§ Request:
Every record must be repeated exactly, with no omission.

§ Records for this exercise:
· · · · ·

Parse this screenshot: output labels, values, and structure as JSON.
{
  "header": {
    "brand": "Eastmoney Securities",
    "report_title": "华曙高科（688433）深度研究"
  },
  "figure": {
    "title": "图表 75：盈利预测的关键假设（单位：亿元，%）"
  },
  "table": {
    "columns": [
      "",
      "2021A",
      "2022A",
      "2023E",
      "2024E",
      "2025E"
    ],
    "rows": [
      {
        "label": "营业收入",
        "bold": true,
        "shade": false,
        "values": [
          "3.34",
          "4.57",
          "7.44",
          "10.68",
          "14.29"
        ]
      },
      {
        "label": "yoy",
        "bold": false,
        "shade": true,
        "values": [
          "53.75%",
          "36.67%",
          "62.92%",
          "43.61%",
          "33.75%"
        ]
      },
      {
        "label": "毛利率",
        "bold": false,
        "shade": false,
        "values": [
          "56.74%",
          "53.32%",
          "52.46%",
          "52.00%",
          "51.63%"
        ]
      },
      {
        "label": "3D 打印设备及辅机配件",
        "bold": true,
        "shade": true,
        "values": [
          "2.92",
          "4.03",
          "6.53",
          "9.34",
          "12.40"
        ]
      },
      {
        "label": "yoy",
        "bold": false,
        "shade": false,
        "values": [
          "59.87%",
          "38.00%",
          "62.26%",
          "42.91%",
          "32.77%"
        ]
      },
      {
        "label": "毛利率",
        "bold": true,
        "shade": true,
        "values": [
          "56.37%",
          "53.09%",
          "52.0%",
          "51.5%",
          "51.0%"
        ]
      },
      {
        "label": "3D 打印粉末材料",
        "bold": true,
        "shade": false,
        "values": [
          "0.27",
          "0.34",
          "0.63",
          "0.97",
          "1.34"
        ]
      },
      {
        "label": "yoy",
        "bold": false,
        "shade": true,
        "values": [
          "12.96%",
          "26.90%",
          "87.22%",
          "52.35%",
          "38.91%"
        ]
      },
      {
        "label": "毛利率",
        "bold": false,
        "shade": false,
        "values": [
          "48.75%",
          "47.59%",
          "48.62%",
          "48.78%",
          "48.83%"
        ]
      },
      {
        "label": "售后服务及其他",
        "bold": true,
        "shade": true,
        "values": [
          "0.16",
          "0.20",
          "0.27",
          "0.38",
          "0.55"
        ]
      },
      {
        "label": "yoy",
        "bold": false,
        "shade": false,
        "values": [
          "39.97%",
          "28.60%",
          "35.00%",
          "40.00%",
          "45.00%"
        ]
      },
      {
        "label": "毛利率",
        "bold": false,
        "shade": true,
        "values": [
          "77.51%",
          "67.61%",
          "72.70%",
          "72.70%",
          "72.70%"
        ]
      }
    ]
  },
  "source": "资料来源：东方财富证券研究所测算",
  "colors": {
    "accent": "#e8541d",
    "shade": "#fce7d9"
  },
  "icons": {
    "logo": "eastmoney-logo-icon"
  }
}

· · · · ·

§ Correct response:
Parse this screenshot: output labels, values, and structure as JSON.
{
  "header": {
    "brand": "Eastmoney Securities",
    "report_title": "华曙高科（688433）深度研究"
  },
  "figure": {
    "title": "图表 75：盈利预测的关键假设（单位：亿元，%）"
  },
  "table": {
    "columns": [
      "",
      "2021A",
      "2022A",
      "2023E",
      "2024E",
      "2025E"
    ],
    "rows": [
      {
        "label": "营业收入",
        "bold": true,
        "shade": false,
        "values": [
          "3.34",
          "4.57",
          "7.44",
          "10.68",
          "14.29"
        ]
      },
      {
        "label": "yoy",
        "bold": false,
        "shade": true,
        "values": [
          "53.75%",
          "36.67%",
          "62.92%",
          "43.61%",
          "33.75%"
        ]
      },
      {
        "label": "毛利率",
        "bold": false,
        "shade": false,
        "values": [
          "56.74%",
          "53.32%",
          "52.46%",
          "52.00%",
          "51.63%"
        ]
      },
      {
        "label": "3D 打印设备及辅机配件",
        "bold": true,
        "shade": true,
        "values": [
          "2.92",
          "4.03",
          "6.53",
          "9.34",
          "12.40"
        ]
      },
      {
        "label": "yoy",
        "bold": false,
        "shade": false,
        "values": [
          "59.87%",
          "38.00%",
          "62.26%",
          "42.91%",
          "32.77%"
        ]
      },
      {
        "label": "毛利率",
        "bold": true,
        "shade": true,
        "values": [
          "56.37%",
          "53.09%",
          "52.0%",
          "51.5%",
          "51.0%"
        ]
      },
      {
        "label": "3D 打印粉末材料",
        "bold": true,
        "shade": false,
        "values": [
          "0.27",
          "0.34",
          "0.63",
          "0.97",
          "1.34"
        ]
      },
      {
        "label": "yoy",
        "bold": false,
        "shade": true,
        "values": [
          "12.96%",
          "26.90%",
          "87.22%",
          "52.35%",
          "38.91%"
        ]
      },
      {
        "label": "毛利率",
        "bold": false,
        "shade": false,
        "values": [
          "48.75%",
          "47.59%",
          "48.62%",
          "48.78%",
          "48.83%"
        ]
      },
      {
        "label": "售后服务及其他",
        "bold": true,
        "shade": true,
        "values": [
          "0.16",
          "0.20",
          "0.27",
          "0.38",
          "0.55"
        ]
      },
      {
        "label": "yoy",
        "bold": false,
        "shade": false,
        "values": [
          "39.97%",
          "28.60%",
          "35.00%",
          "40.00%",
          "45.00%"
        ]
      },
      {
        "label": "毛利率",
        "bold": false,
        "shade": true,
        "values": [
          "77.51%",
          "67.61%",
          "72.70%",
          "72.70%",
          "72.70%"
        ]
      }
    ]
  },
  "source": "资料来源：东方财富证券研究所测算",
  "colors": {
    "accent": "#e8541d",
    "shade": "#fce7d9"
  },
  "icons": {
    "logo": "eastmoney-logo-icon"
  }
}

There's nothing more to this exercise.